DIRECTIVE.
Output every record word for word.

DATA TO USE.
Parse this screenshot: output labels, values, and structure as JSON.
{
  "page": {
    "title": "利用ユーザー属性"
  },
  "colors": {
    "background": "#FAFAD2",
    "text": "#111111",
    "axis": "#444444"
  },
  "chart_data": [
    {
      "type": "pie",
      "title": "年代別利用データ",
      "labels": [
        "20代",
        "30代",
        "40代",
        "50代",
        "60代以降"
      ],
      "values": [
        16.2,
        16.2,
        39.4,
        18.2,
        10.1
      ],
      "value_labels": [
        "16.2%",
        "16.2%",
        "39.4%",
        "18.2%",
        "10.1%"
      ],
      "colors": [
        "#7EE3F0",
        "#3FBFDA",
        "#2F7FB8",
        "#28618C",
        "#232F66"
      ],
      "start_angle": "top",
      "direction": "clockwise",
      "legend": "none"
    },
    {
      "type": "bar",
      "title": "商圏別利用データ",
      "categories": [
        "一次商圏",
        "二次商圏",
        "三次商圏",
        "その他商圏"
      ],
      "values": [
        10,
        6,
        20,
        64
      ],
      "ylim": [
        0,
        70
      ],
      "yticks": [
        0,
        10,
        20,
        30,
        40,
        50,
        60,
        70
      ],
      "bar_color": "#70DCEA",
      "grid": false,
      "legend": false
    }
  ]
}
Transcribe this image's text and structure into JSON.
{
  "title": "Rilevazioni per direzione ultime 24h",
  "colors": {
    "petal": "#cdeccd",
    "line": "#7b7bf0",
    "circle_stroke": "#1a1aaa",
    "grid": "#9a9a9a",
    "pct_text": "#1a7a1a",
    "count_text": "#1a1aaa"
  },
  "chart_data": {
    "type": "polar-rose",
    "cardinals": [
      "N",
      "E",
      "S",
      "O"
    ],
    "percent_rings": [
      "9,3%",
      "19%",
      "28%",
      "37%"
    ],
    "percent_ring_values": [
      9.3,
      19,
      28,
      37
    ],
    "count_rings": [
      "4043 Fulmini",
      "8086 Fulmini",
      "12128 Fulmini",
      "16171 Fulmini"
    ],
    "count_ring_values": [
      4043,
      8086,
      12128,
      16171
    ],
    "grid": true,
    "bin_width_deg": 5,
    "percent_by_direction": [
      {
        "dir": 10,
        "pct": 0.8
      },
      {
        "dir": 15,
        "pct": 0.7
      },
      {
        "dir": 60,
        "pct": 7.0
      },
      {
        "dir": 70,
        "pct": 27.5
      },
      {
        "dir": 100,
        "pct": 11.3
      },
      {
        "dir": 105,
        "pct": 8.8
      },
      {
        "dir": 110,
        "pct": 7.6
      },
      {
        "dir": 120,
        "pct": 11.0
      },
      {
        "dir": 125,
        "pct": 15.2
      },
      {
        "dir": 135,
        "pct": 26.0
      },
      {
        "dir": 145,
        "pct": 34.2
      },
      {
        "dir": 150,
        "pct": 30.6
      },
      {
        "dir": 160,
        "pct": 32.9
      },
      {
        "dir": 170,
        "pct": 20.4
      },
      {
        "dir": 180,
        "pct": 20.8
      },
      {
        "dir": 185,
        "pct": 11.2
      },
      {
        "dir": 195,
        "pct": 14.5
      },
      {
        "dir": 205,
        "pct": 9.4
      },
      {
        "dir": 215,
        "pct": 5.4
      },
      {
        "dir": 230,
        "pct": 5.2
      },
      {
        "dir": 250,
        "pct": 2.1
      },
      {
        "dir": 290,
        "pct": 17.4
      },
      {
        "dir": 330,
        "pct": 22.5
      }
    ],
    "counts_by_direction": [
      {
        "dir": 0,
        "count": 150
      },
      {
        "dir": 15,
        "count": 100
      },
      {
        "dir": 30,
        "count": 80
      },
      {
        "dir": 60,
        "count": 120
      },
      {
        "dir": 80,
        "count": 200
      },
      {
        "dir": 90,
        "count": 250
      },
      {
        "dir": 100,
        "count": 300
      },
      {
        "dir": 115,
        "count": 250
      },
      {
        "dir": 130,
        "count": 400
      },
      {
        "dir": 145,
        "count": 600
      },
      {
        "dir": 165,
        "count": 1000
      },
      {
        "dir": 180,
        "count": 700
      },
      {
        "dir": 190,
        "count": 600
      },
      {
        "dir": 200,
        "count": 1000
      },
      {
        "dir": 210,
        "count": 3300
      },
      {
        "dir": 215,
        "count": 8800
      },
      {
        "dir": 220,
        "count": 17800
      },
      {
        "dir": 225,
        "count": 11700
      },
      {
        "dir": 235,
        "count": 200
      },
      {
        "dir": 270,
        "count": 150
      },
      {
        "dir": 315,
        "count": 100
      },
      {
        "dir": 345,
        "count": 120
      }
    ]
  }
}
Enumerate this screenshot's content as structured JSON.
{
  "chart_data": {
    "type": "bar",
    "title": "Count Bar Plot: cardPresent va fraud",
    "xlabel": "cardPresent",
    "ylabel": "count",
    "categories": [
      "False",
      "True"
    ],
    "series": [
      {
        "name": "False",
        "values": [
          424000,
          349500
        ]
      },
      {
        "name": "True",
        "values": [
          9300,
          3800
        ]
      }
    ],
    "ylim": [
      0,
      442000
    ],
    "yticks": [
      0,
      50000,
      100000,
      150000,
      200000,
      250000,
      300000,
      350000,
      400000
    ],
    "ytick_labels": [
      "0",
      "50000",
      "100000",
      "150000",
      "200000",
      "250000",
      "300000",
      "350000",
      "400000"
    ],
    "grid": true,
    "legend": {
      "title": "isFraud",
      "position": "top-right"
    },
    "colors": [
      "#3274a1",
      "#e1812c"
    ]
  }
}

OUTPUT OF THE TASK.
Parse this screenshot: output labels, values, and structure as JSON.
{
  "page": {
    "title": "利用ユーザー属性"
  },
  "colors": {
    "background": "#FAFAD2",
    "text": "#111111",
    "axis": "#444444"
  },
  "chart_data": [
    {
      "type": "pie",
      "title": "年代別利用データ",
      "labels": [
        "20代",
        "30代",
        "40代",
        "50代",
        "60代以降"
      ],
      "values": [
        16.2,
        16.2,
        39.4,
        18.2,
        10.1
      ],
      "value_labels": [
        "16.2%",
        "16.2%",
        "39.4%",
        "18.2%",
        "10.1%"
      ],
      "colors": [
        "#7EE3F0",
        "#3FBFDA",
        "#2F7FB8",
        "#28618C",
        "#232F66"
      ],
      "start_angle": "top",
      "direction": "clockwise",
      "legend": "none"
    },
    {
      "type": "bar",
      "title": "商圏別利用データ",
      "categories": [
        "一次商圏",
        "二次商圏",
        "三次商圏",
        "その他商圏"
      ],
      "values": [
        10,
        6,
        20,
        64
      ],
      "ylim": [
        0,
        70
      ],
      "yticks": [
        0,
        10,
        20,
        30,
        40,
        50,
        60,
        70
      ],
      "bar_color": "#70DCEA",
      "grid": false,
      "legend": false
    }
  ]
}
Transcribe this image's text and structure into JSON.
{
  "title": "Rilevazioni per direzione ultime 24h",
  "colors": {
    "petal": "#cdeccd",
    "line": "#7b7bf0",
    "circle_stroke": "#1a1aaa",
    "grid": "#9a9a9a",
    "pct_text": "#1a7a1a",
    "count_text": "#1a1aaa"
  },
  "chart_data": {
    "type": "polar-rose",
    "cardinals": [
      "N",
      "E",
      "S",
      "O"
    ],
    "percent_rings": [
      "9,3%",
      "19%",
      "28%",
      "37%"
    ],
    "percent_ring_values": [
      9.3,
      19,
      28,
      37
    ],
    "count_rings": [
      "4043 Fulmini",
      "8086 Fulmini",
      "12128 Fulmini",
      "16171 Fulmini"
    ],
    "count_ring_values": [
      4043,
      8086,
      12128,
      16171
    ],
    "grid": true,
    "bin_width_deg": 5,
    "percent_by_direction": [
      {
        "dir": 10,
        "pct": 0.8
      },
      {
        "dir": 15,
        "pct": 0.7
      },
      {
        "dir": 60,
        "pct": 7.0
      },
      {
        "dir": 70,
        "pct": 27.5
      },
      {
        "dir": 100,
        "pct": 11.3
      },
      {
        "dir": 105,
        "pct": 8.8
      },
      {
        "dir": 110,
        "pct": 7.6
      },
      {
        "dir": 120,
        "pct": 11.0
      },
      {
        "dir": 125,
        "pct": 15.2
      },
      {
        "dir": 135,
        "pct": 26.0
      },
      {
        "dir": 145,
        "pct": 34.2
      },
      {
        "dir": 150,
        "pct": 30.6
      },
      {
        "dir": 160,
        "pct": 32.9
      },
      {
        "dir": 170,
        "pct": 20.4
      },
      {
        "dir": 180,
        "pct": 20.8
      },
      {
        "dir": 185,
        "pct": 11.2
      },
      {
        "dir": 195,
        "pct": 14.5
      },
      {
        "dir": 205,
        "pct": 9.4
      },
      {
        "dir": 215,
        "pct": 5.4
      },
      {
        "dir": 230,
        "pct": 5.2
      },
      {
        "dir": 250,
        "pct": 2.1
      },
      {
        "dir": 290,
        "pct": 17.4
      },
      {
        "dir": 330,
        "pct": 22.5
      }
    ],
    "counts_by_direction": [
      {
        "dir": 0,
        "count": 150
      },
      {
        "dir": 15,
        "count": 100
      },
      {
        "dir": 30,
        "count": 80
      },
      {
        "dir": 60,
        "count": 120
      },
      {
        "dir": 80,
        "count": 200
      },
      {
        "dir": 90,
        "count": 250
      },
      {
        "dir": 100,
        "count": 300
      },
      {
        "dir": 115,
        "count": 250
      },
      {
        "dir": 130,
        "count": 400
      },
      {
        "dir": 145,
        "count": 600
      },
      {
        "dir": 165,
        "count": 1000
      },
      {
        "dir": 180,
        "count": 700
      },
      {
        "dir": 190,
        "count": 600
      },
      {
        "dir": 200,
        "count": 1000
      },
      {
        "dir": 210,
        "count": 3300
      },
      {
        "dir": 215,
        "count": 8800
      },
      {
        "dir": 220,
        "count": 17800
      },
      {
        "dir": 225,
        "count": 11700
      },
      {
        "dir": 235,
        "count": 200
      },
      {
        "dir": 270,
        "count": 150
      },
      {
        "dir": 315,
        "count": 100
      },
      {
        "dir": 345,
        "count": 120
      }
    ]
  }
}
Enumerate this screenshot's content as structured JSON.
{
  "chart_data": {
    "type": "bar",
    "title": "Count Bar Plot: cardPresent va fraud",
    "xlabel": "cardPresent",
    "ylabel": "count",
    "categories": [
      "False",
      "True"
    ],
    "series": [
      {
        "name": "False",
        "values": [
          424000,
          349500
        ]
      },
      {
        "name": "True",
        "values": [
          9300,
          3800
        ]
      }
    ],
    "ylim": [
      0,
      442000
    ],
    "yticks": [
      0,
      50000,
      100000,
      150000,
      200000,
      250000,
      300000,
      350000,
      400000
    ],
    "ytick_labels": [
      "0",
      "50000",
      "100000",
      "150000",
      "200000",
      "250000",
      "300000",
      "350000",
      "400000"
    ],
    "grid": true,
    "legend": {
      "title": "isFraud",
      "position": "top-right"
    },
    "colors": [
      "#3274a1",
      "#e1812c"
    ]
  }
}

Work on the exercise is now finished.